Challenge —
Each record below is to be reproduced without any change.

[Recorded data]

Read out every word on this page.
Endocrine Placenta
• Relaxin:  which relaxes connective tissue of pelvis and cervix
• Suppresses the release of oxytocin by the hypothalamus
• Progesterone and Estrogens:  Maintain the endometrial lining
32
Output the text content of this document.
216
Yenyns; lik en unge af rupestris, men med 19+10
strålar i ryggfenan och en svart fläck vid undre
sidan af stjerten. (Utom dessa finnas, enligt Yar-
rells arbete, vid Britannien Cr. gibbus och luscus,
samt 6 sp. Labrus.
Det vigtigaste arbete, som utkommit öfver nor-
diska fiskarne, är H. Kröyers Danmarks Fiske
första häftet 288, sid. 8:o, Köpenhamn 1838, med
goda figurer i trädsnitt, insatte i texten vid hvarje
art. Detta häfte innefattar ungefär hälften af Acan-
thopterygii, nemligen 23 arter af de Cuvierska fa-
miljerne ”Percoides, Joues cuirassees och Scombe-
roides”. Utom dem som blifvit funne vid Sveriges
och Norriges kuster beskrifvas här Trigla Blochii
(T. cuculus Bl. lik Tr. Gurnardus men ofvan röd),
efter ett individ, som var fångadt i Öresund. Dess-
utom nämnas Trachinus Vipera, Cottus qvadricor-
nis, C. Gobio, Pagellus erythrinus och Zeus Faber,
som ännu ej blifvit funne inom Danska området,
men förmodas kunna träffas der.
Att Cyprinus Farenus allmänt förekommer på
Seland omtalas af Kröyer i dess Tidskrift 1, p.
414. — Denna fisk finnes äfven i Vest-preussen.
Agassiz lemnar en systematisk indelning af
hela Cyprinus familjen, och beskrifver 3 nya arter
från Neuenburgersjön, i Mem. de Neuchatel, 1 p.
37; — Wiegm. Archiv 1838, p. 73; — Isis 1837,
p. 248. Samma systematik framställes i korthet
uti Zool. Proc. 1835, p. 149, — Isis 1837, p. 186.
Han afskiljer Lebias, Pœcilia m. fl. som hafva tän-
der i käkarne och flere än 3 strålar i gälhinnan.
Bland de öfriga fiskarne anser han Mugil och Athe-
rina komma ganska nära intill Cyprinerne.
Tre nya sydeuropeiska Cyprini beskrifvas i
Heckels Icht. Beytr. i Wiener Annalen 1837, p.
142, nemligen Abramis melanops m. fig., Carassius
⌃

Answer to this problem —
Read out every word on this page.
Endocrine Placenta
• Relaxin:  which relaxes connective tissue of pelvis and cervix
• Suppresses the release of oxytocin by the hypothalamus
• Progesterone and Estrogens:  Maintain the endometrial lining
32
Output the text content of this document.
216
Yenyns; lik en unge af rupestris, men med 19+10
strålar i ryggfenan och en svart fläck vid undre
sidan af stjerten. (Utom dessa finnas, enligt Yar-
rells arbete, vid Britannien Cr. gibbus och luscus,
samt 6 sp. Labrus.
Det vigtigaste arbete, som utkommit öfver nor-
diska fiskarne, är H. Kröyers Danmarks Fiske
första häftet 288, sid. 8:o, Köpenhamn 1838, med
goda figurer i trädsnitt, insatte i texten vid hvarje
art. Detta häfte innefattar ungefär hälften af Acan-
thopterygii, nemligen 23 arter af de Cuvierska fa-
miljerne ”Percoides, Joues cuirassees och Scombe-
roides”. Utom dem som blifvit funne vid Sveriges
och Norriges kuster beskrifvas här Trigla Blochii
(T. cuculus Bl. lik Tr. Gurnardus men ofvan röd),
efter ett individ, som var fångadt i Öresund. Dess-
utom nämnas Trachinus Vipera, Cottus qvadricor-
nis, C. Gobio, Pagellus erythrinus och Zeus Faber,
som ännu ej blifvit funne inom Danska området,
men förmodas kunna träffas der.
Att Cyprinus Farenus allmänt förekommer på
Seland omtalas af Kröyer i dess Tidskrift 1, p.
414. — Denna fisk finnes äfven i Vest-preussen.
Agassiz lemnar en systematisk indelning af
hela Cyprinus familjen, och beskrifver 3 nya arter
från Neuenburgersjön, i Mem. de Neuchatel, 1 p.
37; — Wiegm. Archiv 1838, p. 73; — Isis 1837,
p. 248. Samma systematik framställes i korthet
uti Zool. Proc. 1835, p. 149, — Isis 1837, p. 186.
Han afskiljer Lebias, Pœcilia m. fl. som hafva tän-
der i käkarne och flere än 3 strålar i gälhinnan.
Bland de öfriga fiskarne anser han Mugil och Athe-
rina komma ganska nära intill Cyprinerne.
Tre nya sydeuropeiska Cyprini beskrifvas i
Heckels Icht. Beytr. i Wiener Annalen 1837, p.
142, nemligen Abramis melanops m. fig., Carassius
⌃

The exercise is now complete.